▶ **What is required**
Write out all of the entries exactly as given.

Extracted records
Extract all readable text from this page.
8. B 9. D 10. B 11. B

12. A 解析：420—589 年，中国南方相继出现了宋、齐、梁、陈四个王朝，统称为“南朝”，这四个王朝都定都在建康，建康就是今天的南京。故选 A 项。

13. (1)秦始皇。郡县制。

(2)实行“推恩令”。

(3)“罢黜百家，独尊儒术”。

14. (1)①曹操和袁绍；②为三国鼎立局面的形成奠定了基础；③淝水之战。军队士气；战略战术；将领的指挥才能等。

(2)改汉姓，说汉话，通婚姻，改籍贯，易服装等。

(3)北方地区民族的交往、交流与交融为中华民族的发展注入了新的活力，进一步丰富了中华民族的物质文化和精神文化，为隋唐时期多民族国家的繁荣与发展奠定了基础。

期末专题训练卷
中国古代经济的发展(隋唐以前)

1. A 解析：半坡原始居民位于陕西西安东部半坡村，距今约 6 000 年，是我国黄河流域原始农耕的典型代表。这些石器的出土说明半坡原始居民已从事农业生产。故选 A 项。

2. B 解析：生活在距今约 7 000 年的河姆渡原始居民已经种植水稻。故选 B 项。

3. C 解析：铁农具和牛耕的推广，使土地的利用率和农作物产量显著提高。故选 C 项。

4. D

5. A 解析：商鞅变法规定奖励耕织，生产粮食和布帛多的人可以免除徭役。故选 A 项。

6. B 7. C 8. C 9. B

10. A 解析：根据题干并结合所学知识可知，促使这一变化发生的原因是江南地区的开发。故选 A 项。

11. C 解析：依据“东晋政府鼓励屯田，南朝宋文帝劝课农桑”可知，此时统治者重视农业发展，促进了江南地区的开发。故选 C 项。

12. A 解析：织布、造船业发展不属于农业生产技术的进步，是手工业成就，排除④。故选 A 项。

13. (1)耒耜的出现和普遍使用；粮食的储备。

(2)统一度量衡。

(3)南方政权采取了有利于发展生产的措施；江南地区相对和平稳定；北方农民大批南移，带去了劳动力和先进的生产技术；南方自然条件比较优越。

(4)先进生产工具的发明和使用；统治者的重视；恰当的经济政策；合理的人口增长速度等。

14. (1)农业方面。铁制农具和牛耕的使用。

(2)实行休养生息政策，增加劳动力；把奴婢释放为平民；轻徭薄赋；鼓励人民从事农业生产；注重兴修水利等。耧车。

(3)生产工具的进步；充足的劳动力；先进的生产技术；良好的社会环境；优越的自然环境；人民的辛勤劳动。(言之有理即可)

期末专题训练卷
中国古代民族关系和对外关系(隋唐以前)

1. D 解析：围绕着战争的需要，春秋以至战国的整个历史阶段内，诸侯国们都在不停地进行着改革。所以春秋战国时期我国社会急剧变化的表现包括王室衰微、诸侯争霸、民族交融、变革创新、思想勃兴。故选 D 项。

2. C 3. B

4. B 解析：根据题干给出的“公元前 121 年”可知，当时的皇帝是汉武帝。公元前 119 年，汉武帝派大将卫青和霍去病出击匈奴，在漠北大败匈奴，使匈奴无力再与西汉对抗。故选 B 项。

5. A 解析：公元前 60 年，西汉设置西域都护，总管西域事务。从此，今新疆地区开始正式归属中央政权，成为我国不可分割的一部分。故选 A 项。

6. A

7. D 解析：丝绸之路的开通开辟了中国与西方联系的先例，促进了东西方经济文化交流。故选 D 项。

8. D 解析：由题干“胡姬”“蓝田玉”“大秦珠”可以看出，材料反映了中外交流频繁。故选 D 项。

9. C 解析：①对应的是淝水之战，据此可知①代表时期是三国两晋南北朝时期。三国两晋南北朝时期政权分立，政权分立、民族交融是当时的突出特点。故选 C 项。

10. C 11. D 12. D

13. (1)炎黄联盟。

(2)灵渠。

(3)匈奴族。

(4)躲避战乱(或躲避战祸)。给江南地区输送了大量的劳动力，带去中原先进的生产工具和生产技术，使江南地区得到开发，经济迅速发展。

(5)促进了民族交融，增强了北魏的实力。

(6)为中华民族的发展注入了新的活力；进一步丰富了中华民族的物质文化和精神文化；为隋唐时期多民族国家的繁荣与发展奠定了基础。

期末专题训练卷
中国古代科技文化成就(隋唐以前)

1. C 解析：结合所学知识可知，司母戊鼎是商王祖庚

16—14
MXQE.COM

▶ **Solution to the exercise**
Extract all readable text from this page.
8. B 9. D 10. B 11. B

12. A 解析：420—589 年，中国南方相继出现了宋、齐、梁、陈四个王朝，统称为“南朝”，这四个王朝都定都在建康，建康就是今天的南京。故选 A 项。

13. (1)秦始皇。郡县制。

(2)实行“推恩令”。

(3)“罢黜百家，独尊儒术”。

14. (1)①曹操和袁绍；②为三国鼎立局面的形成奠定了基础；③淝水之战。军队士气；战略战术；将领的指挥才能等。

(2)改汉姓，说汉话，通婚姻，改籍贯，易服装等。

(3)北方地区民族的交往、交流与交融为中华民族的发展注入了新的活力，进一步丰富了中华民族的物质文化和精神文化，为隋唐时期多民族国家的繁荣与发展奠定了基础。

期末专题训练卷
中国古代经济的发展(隋唐以前)

1. A 解析：半坡原始居民位于陕西西安东部半坡村，距今约 6 000 年，是我国黄河流域原始农耕的典型代表。这些石器的出土说明半坡原始居民已从事农业生产。故选 A 项。

2. B 解析：生活在距今约 7 000 年的河姆渡原始居民已经种植水稻。故选 B 项。

3. C 解析：铁农具和牛耕的推广，使土地的利用率和农作物产量显著提高。故选 C 项。

4. D

5. A 解析：商鞅变法规定奖励耕织，生产粮食和布帛多的人可以免除徭役。故选 A 项。

6. B 7. C 8. C 9. B

10. A 解析：根据题干并结合所学知识可知，促使这一变化发生的原因是江南地区的开发。故选 A 项。

11. C 解析：依据“东晋政府鼓励屯田，南朝宋文帝劝课农桑”可知，此时统治者重视农业发展，促进了江南地区的开发。故选 C 项。

12. A 解析：织布、造船业发展不属于农业生产技术的进步，是手工业成就，排除④。故选 A 项。

13. (1)耒耜的出现和普遍使用；粮食的储备。

(2)统一度量衡。

(3)南方政权采取了有利于发展生产的措施；江南地区相对和平稳定；北方农民大批南移，带去了劳动力和先进的生产技术；南方自然条件比较优越。

(4)先进生产工具的发明和使用；统治者的重视；恰当的经济政策；合理的人口增长速度等。

14. (1)农业方面。铁制农具和牛耕的使用。

(2)实行休养生息政策，增加劳动力；把奴婢释放为平民；轻徭薄赋；鼓励人民从事农业生产；注重兴修水利等。耧车。

(3)生产工具的进步；充足的劳动力；先进的生产技术；良好的社会环境；优越的自然环境；人民的辛勤劳动。(言之有理即可)

期末专题训练卷
中国古代民族关系和对外关系(隋唐以前)

1. D 解析：围绕着战争的需要，春秋以至战国的整个历史阶段内，诸侯国们都在不停地进行着改革。所以春秋战国时期我国社会急剧变化的表现包括王室衰微、诸侯争霸、民族交融、变革创新、思想勃兴。故选 D 项。

2. C 3. B

4. B 解析：根据题干给出的“公元前 121 年”可知，当时的皇帝是汉武帝。公元前 119 年，汉武帝派大将卫青和霍去病出击匈奴，在漠北大败匈奴，使匈奴无力再与西汉对抗。故选 B 项。

5. A 解析：公元前 60 年，西汉设置西域都护，总管西域事务。从此，今新疆地区开始正式归属中央政权，成为我国不可分割的一部分。故选 A 项。

6. A

7. D 解析：丝绸之路的开通开辟了中国与西方联系的先例，促进了东西方经济文化交流。故选 D 项。

8. D 解析：由题干“胡姬”“蓝田玉”“大秦珠”可以看出，材料反映了中外交流频繁。故选 D 项。

9. C 解析：①对应的是淝水之战，据此可知①代表时期是三国两晋南北朝时期。三国两晋南北朝时期政权分立，政权分立、民族交融是当时的突出特点。故选 C 项。

10. C 11. D 12. D

13. (1)炎黄联盟。

(2)灵渠。

(3)匈奴族。

(4)躲避战乱(或躲避战祸)。给江南地区输送了大量的劳动力，带去中原先进的生产工具和生产技术，使江南地区得到开发，经济迅速发展。

(5)促进了民族交融，增强了北魏的实力。

(6)为中华民族的发展注入了新的活力；进一步丰富了中华民族的物质文化和精神文化；为隋唐时期多民族国家的繁荣与发展奠定了基础。

期末专题训练卷
中国古代科技文化成就(隋唐以前)

1. C 解析：结合所学知识可知，司母戊鼎是商王祖庚

16—14
MXQE.COM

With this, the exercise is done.